— begin Excerpted data —
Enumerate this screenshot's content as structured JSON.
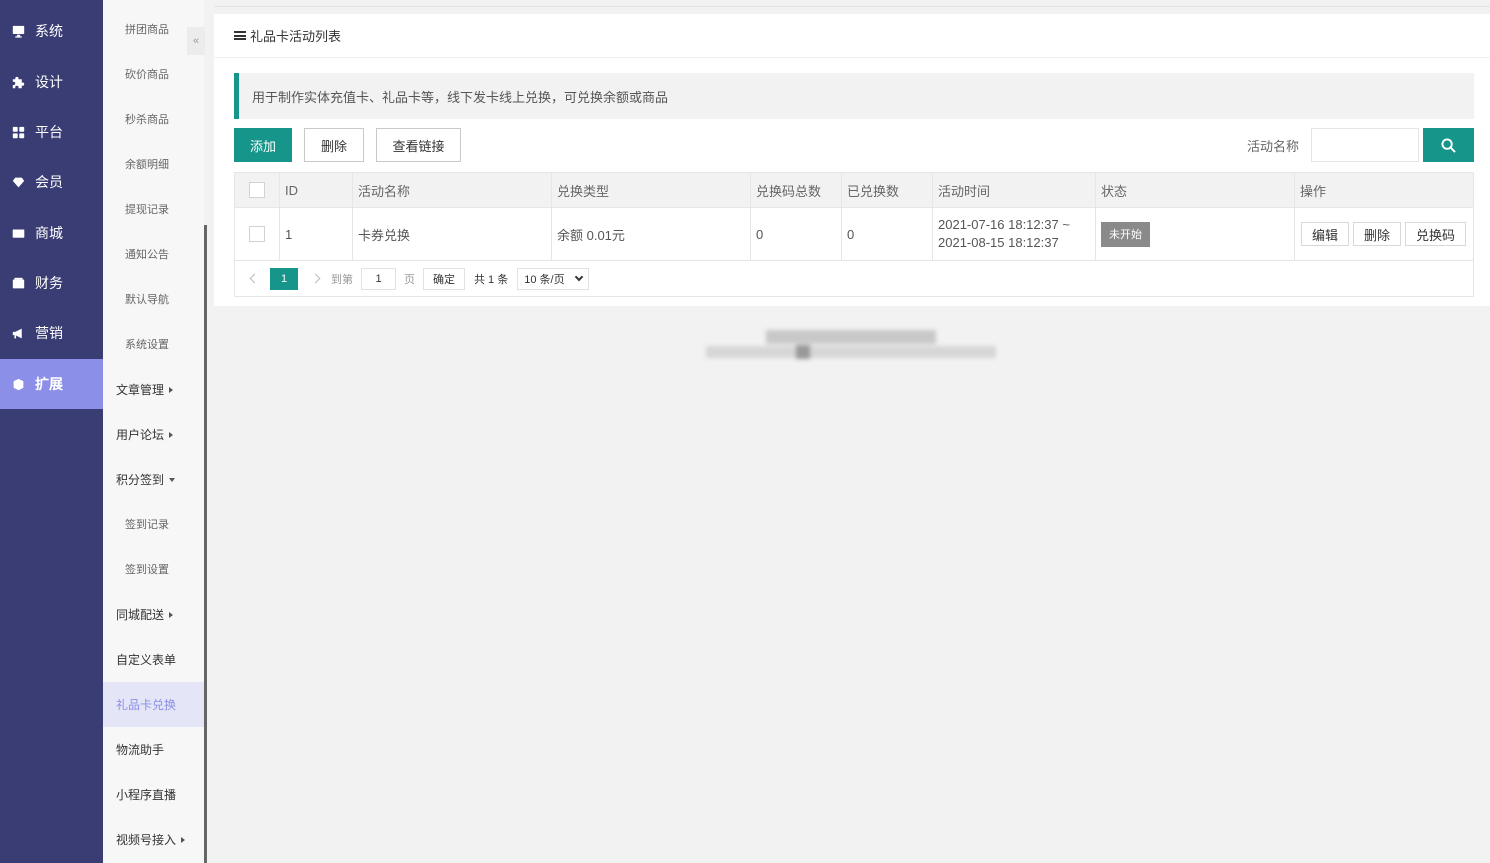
{
  "nav_primary": [
    {
      "label": "系统",
      "icon": "monitor-icon"
    },
    {
      "label": "设计",
      "icon": "puzzle-icon"
    },
    {
      "label": "平台",
      "icon": "grid-icon"
    },
    {
      "label": "会员",
      "icon": "diamond-icon"
    },
    {
      "label": "商城",
      "icon": "envelope-icon"
    },
    {
      "label": "财务",
      "icon": "wallet-icon"
    },
    {
      "label": "营销",
      "icon": "megaphone-icon"
    },
    {
      "label": "扩展",
      "icon": "cube-icon",
      "active": true
    }
  ],
  "nav_secondary": [
    {
      "label": "拼团商品",
      "type": "sub"
    },
    {
      "label": "砍价商品",
      "type": "sub"
    },
    {
      "label": "秒杀商品",
      "type": "sub"
    },
    {
      "label": "余额明细",
      "type": "sub"
    },
    {
      "label": "提现记录",
      "type": "sub"
    },
    {
      "label": "通知公告",
      "type": "sub"
    },
    {
      "label": "默认导航",
      "type": "sub"
    },
    {
      "label": "系统设置",
      "type": "sub"
    },
    {
      "label": "文章管理",
      "type": "top",
      "caret": "right"
    },
    {
      "label": "用户论坛",
      "type": "top",
      "caret": "right"
    },
    {
      "label": "积分签到",
      "type": "top",
      "caret": "down"
    },
    {
      "label": "签到记录",
      "type": "sub"
    },
    {
      "label": "签到设置",
      "type": "sub"
    },
    {
      "label": "同城配送",
      "type": "top",
      "caret": "right"
    },
    {
      "label": "自定义表单",
      "type": "top"
    },
    {
      "label": "礼品卡兑换",
      "type": "top",
      "active": true
    },
    {
      "label": "物流助手",
      "type": "top"
    },
    {
      "label": "小程序直播",
      "type": "top"
    },
    {
      "label": "视频号接入",
      "type": "top",
      "caret": "right"
    }
  ],
  "collapse_label": "«",
  "page": {
    "title": "礼品卡活动列表",
    "tip": "用于制作实体充值卡、礼品卡等，线下发卡线上兑换，可兑换余额或商品",
    "buttons": {
      "add": "添加",
      "delete": "删除",
      "view_link": "查看链接"
    },
    "search": {
      "label": "活动名称",
      "value": "",
      "placeholder": ""
    }
  },
  "table": {
    "columns": [
      "ID",
      "活动名称",
      "兑换类型",
      "兑换码总数",
      "已兑换数",
      "活动时间",
      "状态",
      "操作"
    ],
    "rows": [
      {
        "id": "1",
        "name": "卡券兑换",
        "type": "余额 0.01元",
        "total": "0",
        "redeemed": "0",
        "time_start": "2021-07-16 18:12:37 ~",
        "time_end": "2021-08-15 18:12:37",
        "status": "未开始",
        "actions": [
          "编辑",
          "删除",
          "兑换码"
        ]
      }
    ]
  },
  "pager": {
    "current": "1",
    "goto_label": "到第",
    "goto_value": "1",
    "page_label": "页",
    "ok_label": "确定",
    "total_label": "共 1 条",
    "per_page": "10 条/页"
  },
  "colors": {
    "primary": "#16958a",
    "nav_bg": "#393d73",
    "nav_active": "#8b8fe8"
  }
}
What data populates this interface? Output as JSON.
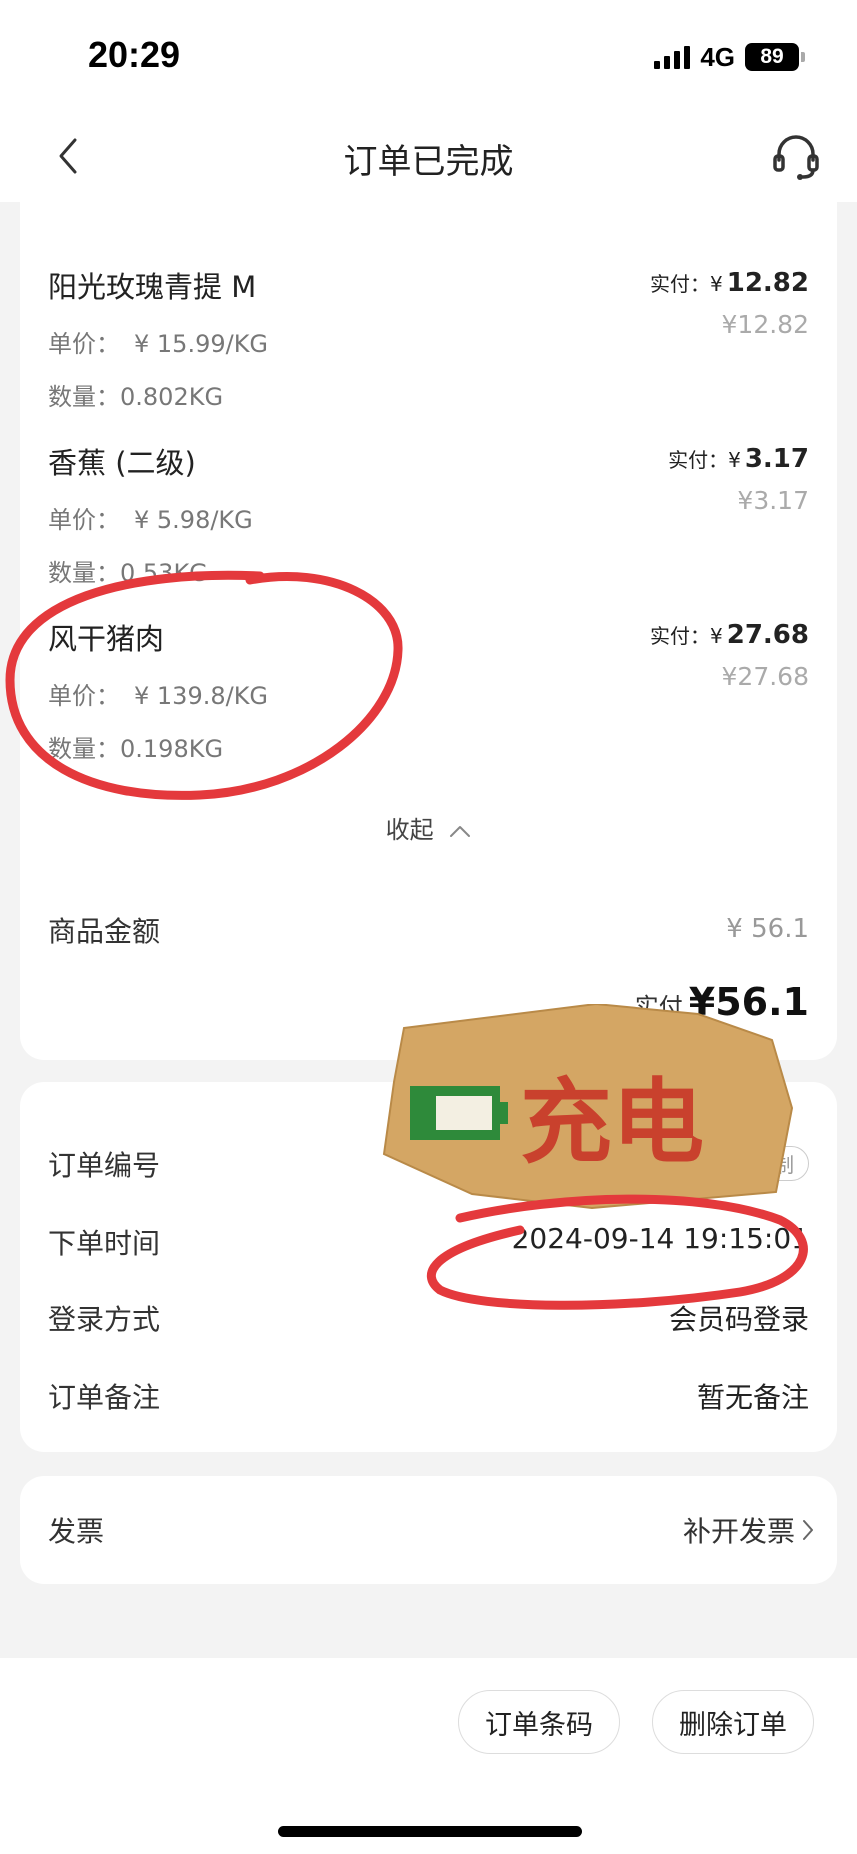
{
  "status_bar": {
    "time": "20:29",
    "network": "4G",
    "battery": "89"
  },
  "nav": {
    "title": "订单已完成",
    "back_icon": "chevron-left-icon",
    "support_icon": "headset-icon"
  },
  "items": [
    {
      "name": "阳光玫瑰青提 M",
      "unit_price_label": "单价：",
      "unit_price": "¥ 15.99/KG",
      "quantity_label": "数量：",
      "quantity": "0.802KG",
      "paid_label": "实付：¥",
      "paid": "12.82",
      "original": "¥12.82"
    },
    {
      "name": "香蕉 (二级)",
      "unit_price_label": "单价：",
      "unit_price": "¥ 5.98/KG",
      "quantity_label": "数量：",
      "quantity": "0.53KG",
      "paid_label": "实付：¥",
      "paid": "3.17",
      "original": "¥3.17"
    },
    {
      "name": "风干猪肉",
      "unit_price_label": "单价：",
      "unit_price": "¥ 139.8/KG",
      "quantity_label": "数量：",
      "quantity": "0.198KG",
      "paid_label": "实付：¥",
      "paid": "27.68",
      "original": "¥27.68"
    }
  ],
  "collapse_label": "收起",
  "summary": {
    "subtotal_label": "商品金额",
    "subtotal_value": "¥ 56.1",
    "paid_label": "实付",
    "paid_value": "¥56.1"
  },
  "order_info": {
    "order_no_label": "订单编号",
    "copy_label": "复制",
    "time_label": "下单时间",
    "time_value": "2024-09-14 19:15:01",
    "login_label": "登录方式",
    "login_value": "会员码登录",
    "note_label": "订单备注",
    "note_value": "暂无备注"
  },
  "invoice": {
    "label": "发票",
    "action": "补开发票"
  },
  "bottom": {
    "barcode_button": "订单条码",
    "delete_button": "删除订单"
  },
  "sticker": {
    "text": "充电"
  },
  "colors": {
    "annotation_red": "#e4393c",
    "sticker_bg": "#d4a664",
    "sticker_text": "#c9412d",
    "battery_green": "#2e8a3a"
  }
}
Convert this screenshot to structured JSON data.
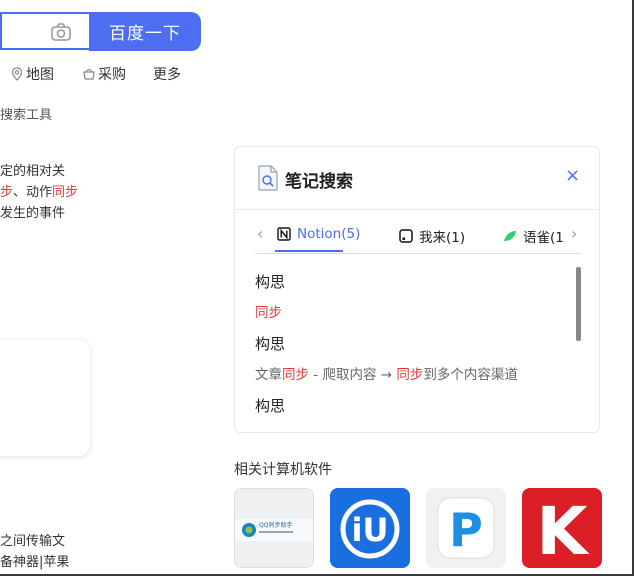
{
  "search": {
    "button_label": "百度一下"
  },
  "nav": {
    "map": "地图",
    "purchase": "采购",
    "more": "更多"
  },
  "tools_label": "搜索工具",
  "snippet": {
    "line1": "定的相对关",
    "line2_red1": "步",
    "line2_mid": "、动作",
    "line2_red2": "同步",
    "line3": "发生的事件"
  },
  "snippet_bottom": {
    "line1": "之间传输文",
    "line2": "备神器|苹果"
  },
  "note_card": {
    "title": "笔记搜索",
    "close": "×",
    "tabs": [
      {
        "label": "Notion(5)",
        "active": true
      },
      {
        "label": "我来(1)",
        "active": false
      },
      {
        "label": "语雀(1",
        "active": false
      }
    ],
    "results": [
      {
        "title": "构思",
        "desc_parts": [
          {
            "text": "同步",
            "red": true
          }
        ]
      },
      {
        "title": "构思",
        "desc_parts": [
          {
            "text": "文章",
            "red": false
          },
          {
            "text": "同步",
            "red": true
          },
          {
            "text": " - 爬取内容 → ",
            "red": false
          },
          {
            "text": "同步",
            "red": true
          },
          {
            "text": "到多个内容渠道",
            "red": false
          }
        ]
      },
      {
        "title": "构思"
      }
    ]
  },
  "related": {
    "title": "相关计算机软件"
  },
  "apps": [
    {
      "name": "QQ同步助手",
      "caption": "QQ同步助手"
    },
    {
      "name": "iU"
    },
    {
      "name": "P"
    },
    {
      "name": "K"
    }
  ],
  "colors": {
    "accent": "#4e6ef2",
    "red": "#e23b3b"
  }
}
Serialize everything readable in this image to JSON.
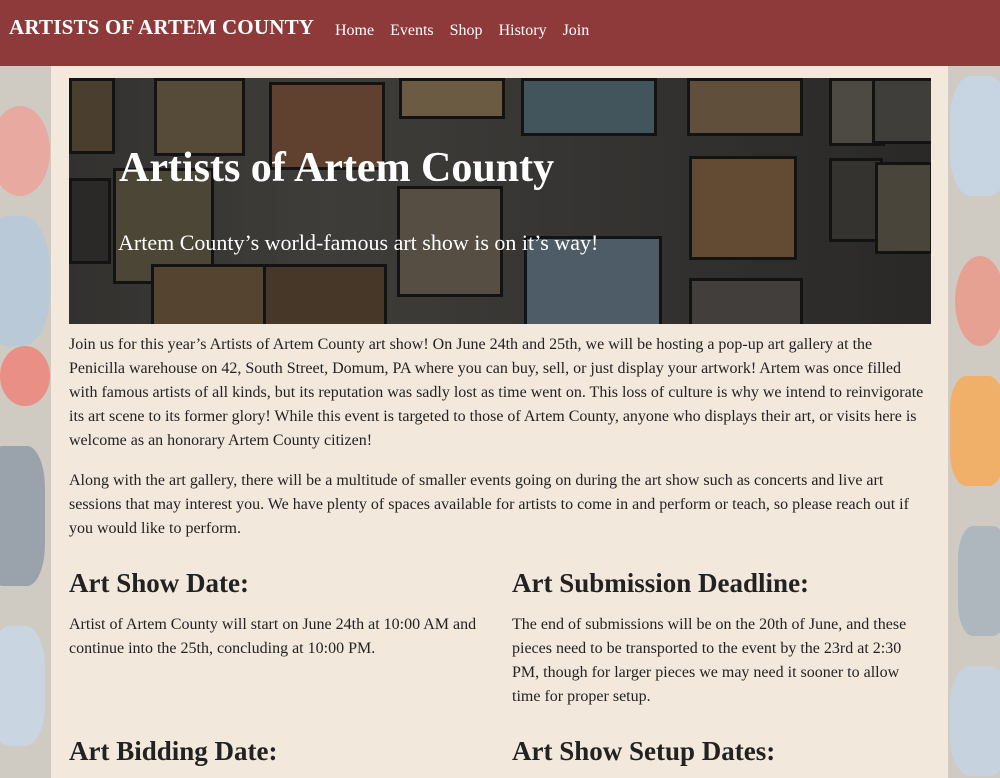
{
  "nav": {
    "brand": "ARTISTS OF ARTEM COUNTY",
    "links": [
      "Home",
      "Events",
      "Shop",
      "History",
      "Join"
    ]
  },
  "hero": {
    "title": "Artists of Artem County",
    "subtitle": "Artem County’s world-famous art show is on it’s way!"
  },
  "intro": {
    "p1": "Join us for this year’s Artists of Artem County art show! On June 24th and 25th, we will be hosting a pop-up art gallery at the Penicilla warehouse on 42, South Street, Domum, PA where you can buy, sell, or just display your artwork! Artem was once filled with famous artists of all kinds, but its reputation was sadly lost as time went on. This loss of culture is why we intend to reinvigorate its art scene to its former glory! While this event is targeted to those of Artem County, anyone who displays their art, or visits here is welcome as an honorary Artem County citizen!",
    "p2": "Along with the art gallery, there will be a multitude of smaller events going on during the art show such as concerts and live art sessions that may interest you. We have plenty of spaces available for artists to come in and perform or teach, so please reach out if you would like to perform."
  },
  "sections": [
    {
      "heading": "Art Show Date:",
      "text": "Artist of Artem County will start on June 24th at 10:00 AM and continue into the 25th, concluding at 10:00 PM."
    },
    {
      "heading": "Art Submission Deadline:",
      "text": "The end of submissions will be on the 20th of June, and these pieces need to be transported to the event by the 23rd at 2:30 PM, though for larger pieces we may need it sooner to allow time for proper setup."
    },
    {
      "heading": "Art Bidding Date:",
      "text": ""
    },
    {
      "heading": "Art Show Setup Dates:",
      "text": ""
    }
  ],
  "colors": {
    "navbar": "#8f3a3a",
    "content_bg": "#f3e8dc"
  }
}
— end Excerpted data —
**Given request:**
State how many lines of the listing above hold the word "structured", with nothing but the number.

**Solution to this task:**
2